■ PROBLEM TO WORK ON ■
Look through the data below and report how many lines include "предоставлении". Only the number should be given.

(Dataset entries)
+++

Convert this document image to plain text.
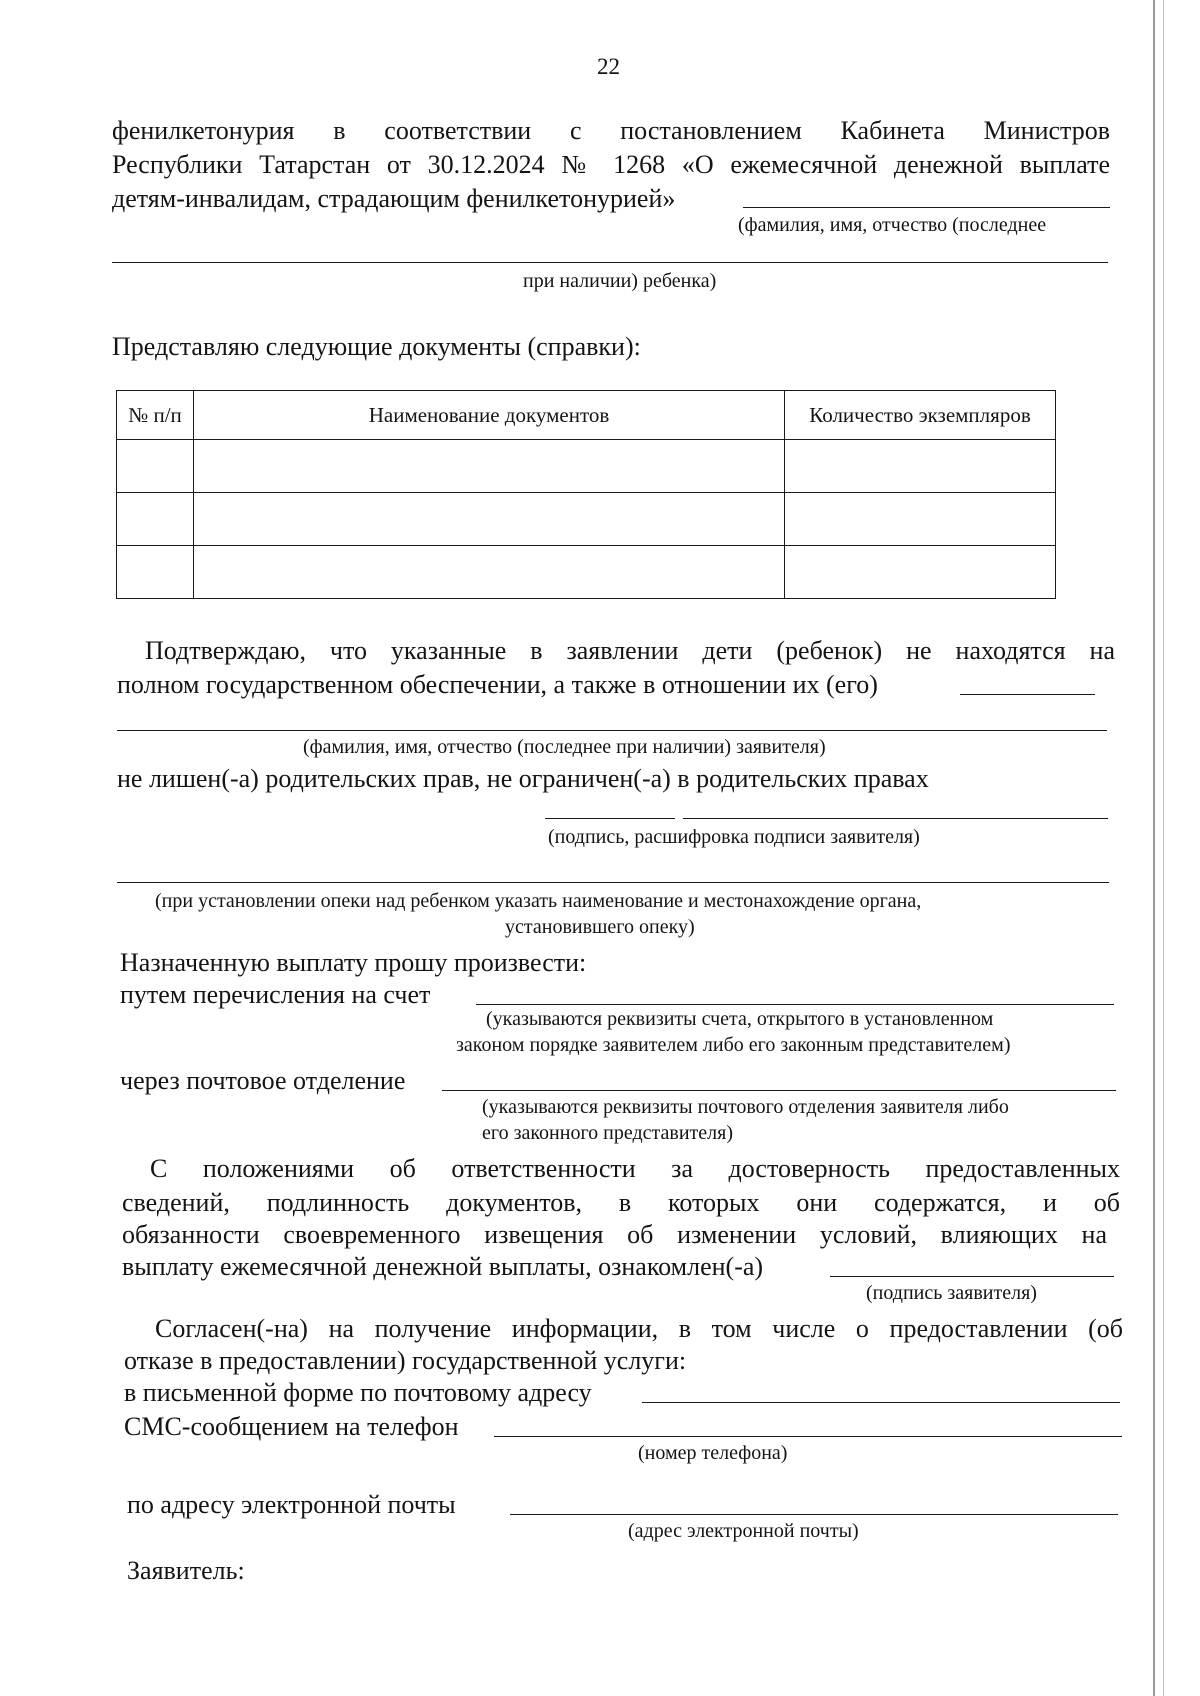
22
фенилкетонурия в соответствии с постановлением Кабинета Министров
Республики Татарстан от 30.12.2024 № 1268 «О ежемесячной денежной выплате
детям-инвалидам, страдающим фенилкетонурией»
(фамилия, имя, отчество (последнее
при наличии) ребенка)
Представляю следующие документы (справки):
№ п/п	Наименование документов	Количество экземпляров

Подтверждаю, что указанные в заявлении дети (ребенок) не находятся на
полном государственном обеспечении, а также в отношении их (его)
(фамилия, имя, отчество (последнее при наличии) заявителя)
не лишен(-а) родительских прав, не ограничен(-а) в родительских правах
(подпись, расшифровка подписи заявителя)
(при установлении опеки над ребенком указать наименование и местонахождение органа,
установившего опеку)
Назначенную выплату прошу произвести:
путем перечисления на счет
(указываются реквизиты счета, открытого в установленном
законом порядке заявителем либо его законным представителем)
через почтовое отделение
(указываются реквизиты почтового отделения заявителя либо
его законного представителя)
С положениями об ответственности за достоверность предоставленных
сведений, подлинность документов, в которых они содержатся, и об
обязанности своевременного извещения об изменении условий, влияющих на
выплату ежемесячной денежной выплаты, ознакомлен(-а)
(подпись заявителя)
Согласен(-на) на получение информации, в том числе о предоставлении (об
отказе в предоставлении) государственной услуги:
в письменной форме по почтовому адресу
СМС-сообщением на телефон
(номер телефона)
по адресу электронной почты
(адрес электронной почты)
Заявитель:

+++

■ SOLUTION TO THIS TASK ■
2